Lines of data
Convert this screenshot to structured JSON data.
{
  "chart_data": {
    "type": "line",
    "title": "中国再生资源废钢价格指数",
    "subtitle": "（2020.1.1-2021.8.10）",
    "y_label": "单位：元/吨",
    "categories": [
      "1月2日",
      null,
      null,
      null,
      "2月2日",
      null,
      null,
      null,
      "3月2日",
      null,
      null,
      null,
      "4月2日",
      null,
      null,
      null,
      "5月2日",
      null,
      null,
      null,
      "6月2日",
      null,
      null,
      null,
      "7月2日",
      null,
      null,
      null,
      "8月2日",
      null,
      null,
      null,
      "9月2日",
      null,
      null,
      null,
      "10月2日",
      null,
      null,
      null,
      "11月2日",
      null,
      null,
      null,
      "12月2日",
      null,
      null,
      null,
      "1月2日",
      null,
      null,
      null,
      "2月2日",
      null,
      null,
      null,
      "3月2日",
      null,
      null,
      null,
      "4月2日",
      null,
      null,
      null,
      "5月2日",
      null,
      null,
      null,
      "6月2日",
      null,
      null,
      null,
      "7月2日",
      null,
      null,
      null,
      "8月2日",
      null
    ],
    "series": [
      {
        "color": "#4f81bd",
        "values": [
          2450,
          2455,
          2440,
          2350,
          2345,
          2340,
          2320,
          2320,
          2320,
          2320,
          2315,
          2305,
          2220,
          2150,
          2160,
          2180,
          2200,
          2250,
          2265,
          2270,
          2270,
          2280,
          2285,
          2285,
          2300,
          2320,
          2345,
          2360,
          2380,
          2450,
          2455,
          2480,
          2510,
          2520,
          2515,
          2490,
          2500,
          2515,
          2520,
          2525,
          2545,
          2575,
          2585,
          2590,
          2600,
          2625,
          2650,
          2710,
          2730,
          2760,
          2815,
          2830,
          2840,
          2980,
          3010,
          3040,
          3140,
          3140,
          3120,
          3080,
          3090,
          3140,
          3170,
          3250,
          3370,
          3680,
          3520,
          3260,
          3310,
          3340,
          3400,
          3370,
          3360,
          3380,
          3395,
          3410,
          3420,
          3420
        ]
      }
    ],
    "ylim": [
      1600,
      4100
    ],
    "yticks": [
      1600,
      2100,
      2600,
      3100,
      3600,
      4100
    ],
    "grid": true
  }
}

#### Task goal:
Emit the records above again, exactly, with no line skipped.

#### Complete answer:
Convert this screenshot to structured JSON data.
{
  "chart_data": {
    "type": "line",
    "title": "中国再生资源废钢价格指数",
    "subtitle": "（2020.1.1-2021.8.10）",
    "y_label": "单位：元/吨",
    "categories": [
      "1月2日",
      null,
      null,
      null,
      "2月2日",
      null,
      null,
      null,
      "3月2日",
      null,
      null,
      null,
      "4月2日",
      null,
      null,
      null,
      "5月2日",
      null,
      null,
      null,
      "6月2日",
      null,
      null,
      null,
      "7月2日",
      null,
      null,
      null,
      "8月2日",
      null,
      null,
      null,
      "9月2日",
      null,
      null,
      null,
      "10月2日",
      null,
      null,
      null,
      "11月2日",
      null,
      null,
      null,
      "12月2日",
      null,
      null,
      null,
      "1月2日",
      null,
      null,
      null,
      "2月2日",
      null,
      null,
      null,
      "3月2日",
      null,
      null,
      null,
      "4月2日",
      null,
      null,
      null,
      "5月2日",
      null,
      null,
      null,
      "6月2日",
      null,
      null,
      null,
      "7月2日",
      null,
      null,
      null,
      "8月2日",
      null
    ],
    "series": [
      {
        "color": "#4f81bd",
        "values": [
          2450,
          2455,
          2440,
          2350,
          2345,
          2340,
          2320,
          2320,
          2320,
          2320,
          2315,
          2305,
          2220,
          2150,
          2160,
          2180,
          2200,
          2250,
          2265,
          2270,
          2270,
          2280,
          2285,
          2285,
          2300,
          2320,
          2345,
          2360,
          2380,
          2450,
          2455,
          2480,
          2510,
          2520,
          2515,
          2490,
          2500,
          2515,
          2520,
          2525,
          2545,
          2575,
          2585,
          2590,
          2600,
          2625,
          2650,
          2710,
          2730,
          2760,
          2815,
          2830,
          2840,
          2980,
          3010,
          3040,
          3140,
          3140,
          3120,
          3080,
          3090,
          3140,
          3170,
          3250,
          3370,
          3680,
          3520,
          3260,
          3310,
          3340,
          3400,
          3370,
          3360,
          3380,
          3395,
          3410,
          3420,
          3420
        ]
      }
    ],
    "ylim": [
      1600,
      4100
    ],
    "yticks": [
      1600,
      2100,
      2600,
      3100,
      3600,
      4100
    ],
    "grid": true
  }
}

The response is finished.